Make an exact copy of the entries below with the pictures removed.

═══ SOURCE RECORDS ═══

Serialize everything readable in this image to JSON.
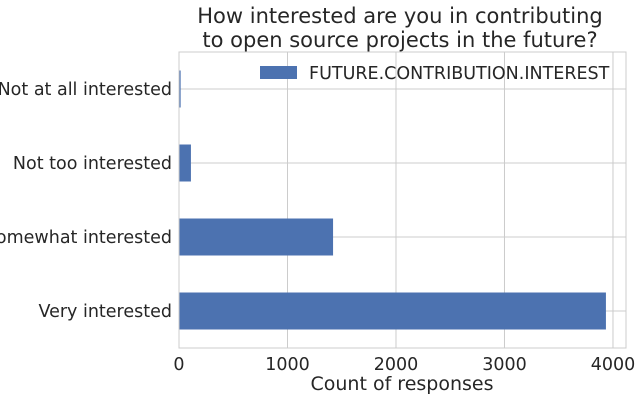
{
  "chart_data": {
    "type": "bar",
    "orientation": "horizontal",
    "title": [
      "How interested are you in contributing",
      "to open source projects in the future?"
    ],
    "categories": [
      "Not at all interested",
      "Not too interested",
      "Somewhat interested",
      "Very interested"
    ],
    "series": [
      {
        "name": "FUTURE.CONTRIBUTION.INTEREST",
        "values": [
          15,
          110,
          1420,
          3935
        ],
        "color": "#4c72b0"
      }
    ],
    "xlabel": "Count of responses",
    "ylabel": "",
    "xlim": [
      0,
      4120
    ],
    "xticks": [
      0,
      1000,
      2000,
      3000,
      4000
    ],
    "grid": true,
    "legend": "top-right"
  }
}
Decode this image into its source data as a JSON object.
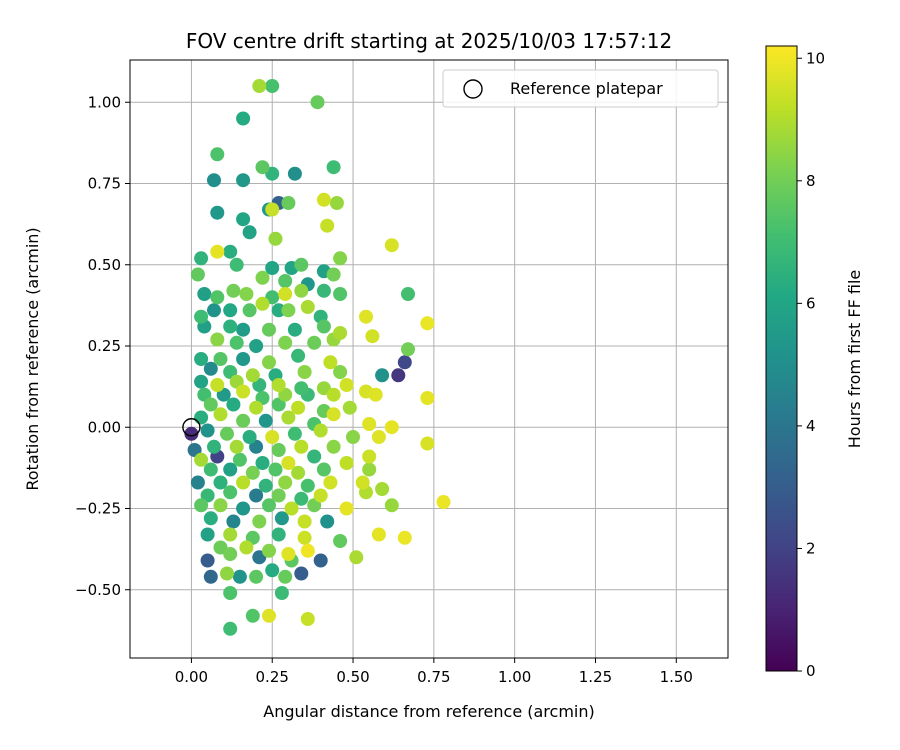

═══

### TASK SOLUTION
Serialize everything readable in this image to JSON.
{
  "chart_data": {
    "type": "bar",
    "orientation": "horizontal",
    "title": [
      "How interested are you in contributing",
      "to open source projects in the future?"
    ],
    "categories": [
      "Not at all interested",
      "Not too interested",
      "Somewhat interested",
      "Very interested"
    ],
    "series": [
      {
        "name": "FUTURE.CONTRIBUTION.INTEREST",
        "values": [
          15,
          110,
          1420,
          3935
        ],
        "color": "#4c72b0"
      }
    ],
    "xlabel": "Count of responses",
    "ylabel": "",
    "xlim": [
      0,
      4120
    ],
    "xticks": [
      0,
      1000,
      2000,
      3000,
      4000
    ],
    "grid": true,
    "legend": "top-right"
  }
}
Decode this image into its source data as a JSON object.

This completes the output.